Dataset records:
:::
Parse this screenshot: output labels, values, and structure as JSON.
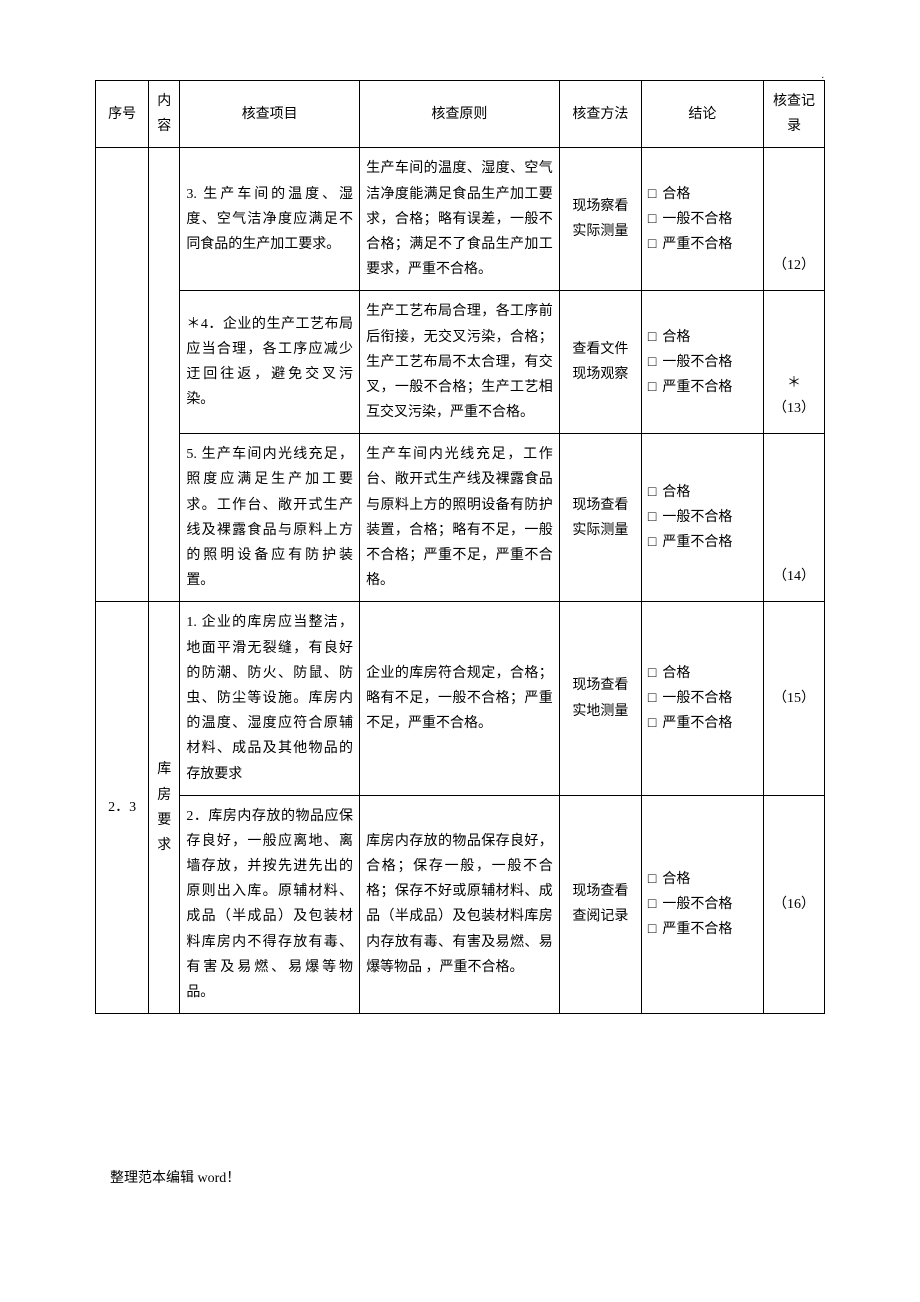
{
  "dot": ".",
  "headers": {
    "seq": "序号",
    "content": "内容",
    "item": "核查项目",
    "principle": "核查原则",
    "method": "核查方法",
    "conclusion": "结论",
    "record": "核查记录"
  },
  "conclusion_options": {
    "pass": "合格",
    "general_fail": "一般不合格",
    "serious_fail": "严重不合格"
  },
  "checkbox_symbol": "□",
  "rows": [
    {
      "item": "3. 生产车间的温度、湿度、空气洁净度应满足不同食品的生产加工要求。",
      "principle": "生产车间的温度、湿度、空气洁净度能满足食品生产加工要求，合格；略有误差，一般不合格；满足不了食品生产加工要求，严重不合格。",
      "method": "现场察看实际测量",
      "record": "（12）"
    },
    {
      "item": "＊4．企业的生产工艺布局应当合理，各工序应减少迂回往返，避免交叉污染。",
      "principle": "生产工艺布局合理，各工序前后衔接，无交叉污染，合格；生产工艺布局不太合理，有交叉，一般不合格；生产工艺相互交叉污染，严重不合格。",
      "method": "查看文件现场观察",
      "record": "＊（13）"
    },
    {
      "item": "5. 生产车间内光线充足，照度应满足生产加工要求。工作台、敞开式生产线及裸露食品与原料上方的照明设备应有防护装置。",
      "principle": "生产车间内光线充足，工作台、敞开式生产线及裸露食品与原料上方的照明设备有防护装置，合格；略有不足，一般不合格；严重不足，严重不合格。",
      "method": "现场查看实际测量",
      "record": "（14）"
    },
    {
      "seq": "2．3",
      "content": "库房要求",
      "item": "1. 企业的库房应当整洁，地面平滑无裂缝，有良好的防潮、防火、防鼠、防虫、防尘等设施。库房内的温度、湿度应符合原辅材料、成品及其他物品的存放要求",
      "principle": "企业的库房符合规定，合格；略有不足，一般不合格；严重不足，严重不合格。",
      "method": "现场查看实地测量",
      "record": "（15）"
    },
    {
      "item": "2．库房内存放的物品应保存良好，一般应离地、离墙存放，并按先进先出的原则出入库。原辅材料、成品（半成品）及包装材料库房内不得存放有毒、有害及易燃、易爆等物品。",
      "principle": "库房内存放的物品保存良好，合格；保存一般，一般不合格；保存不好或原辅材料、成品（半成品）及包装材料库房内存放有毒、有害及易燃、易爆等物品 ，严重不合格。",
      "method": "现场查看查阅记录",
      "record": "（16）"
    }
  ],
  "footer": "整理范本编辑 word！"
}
:::
• [EXERCISE TASK]
Give back all entries exactly. No pictures belong in the copy.

• [ANSWER TO THE PROBLEM]
Parse this screenshot: output labels, values, and structure as JSON.
{
  "dot": ".",
  "headers": {
    "seq": "序号",
    "content": "内容",
    "item": "核查项目",
    "principle": "核查原则",
    "method": "核查方法",
    "conclusion": "结论",
    "record": "核查记录"
  },
  "conclusion_options": {
    "pass": "合格",
    "general_fail": "一般不合格",
    "serious_fail": "严重不合格"
  },
  "checkbox_symbol": "□",
  "rows": [
    {
      "item": "3. 生产车间的温度、湿度、空气洁净度应满足不同食品的生产加工要求。",
      "principle": "生产车间的温度、湿度、空气洁净度能满足食品生产加工要求，合格；略有误差，一般不合格；满足不了食品生产加工要求，严重不合格。",
      "method": "现场察看实际测量",
      "record": "（12）"
    },
    {
      "item": "＊4．企业的生产工艺布局应当合理，各工序应减少迂回往返，避免交叉污染。",
      "principle": "生产工艺布局合理，各工序前后衔接，无交叉污染，合格；生产工艺布局不太合理，有交叉，一般不合格；生产工艺相互交叉污染，严重不合格。",
      "method": "查看文件现场观察",
      "record": "＊（13）"
    },
    {
      "item": "5. 生产车间内光线充足，照度应满足生产加工要求。工作台、敞开式生产线及裸露食品与原料上方的照明设备应有防护装置。",
      "principle": "生产车间内光线充足，工作台、敞开式生产线及裸露食品与原料上方的照明设备有防护装置，合格；略有不足，一般不合格；严重不足，严重不合格。",
      "method": "现场查看实际测量",
      "record": "（14）"
    },
    {
      "seq": "2．3",
      "content": "库房要求",
      "item": "1. 企业的库房应当整洁，地面平滑无裂缝，有良好的防潮、防火、防鼠、防虫、防尘等设施。库房内的温度、湿度应符合原辅材料、成品及其他物品的存放要求",
      "principle": "企业的库房符合规定，合格；略有不足，一般不合格；严重不足，严重不合格。",
      "method": "现场查看实地测量",
      "record": "（15）"
    },
    {
      "item": "2．库房内存放的物品应保存良好，一般应离地、离墙存放，并按先进先出的原则出入库。原辅材料、成品（半成品）及包装材料库房内不得存放有毒、有害及易燃、易爆等物品。",
      "principle": "库房内存放的物品保存良好，合格；保存一般，一般不合格；保存不好或原辅材料、成品（半成品）及包装材料库房内存放有毒、有害及易燃、易爆等物品 ，严重不合格。",
      "method": "现场查看查阅记录",
      "record": "（16）"
    }
  ],
  "footer": "整理范本编辑 word！"
}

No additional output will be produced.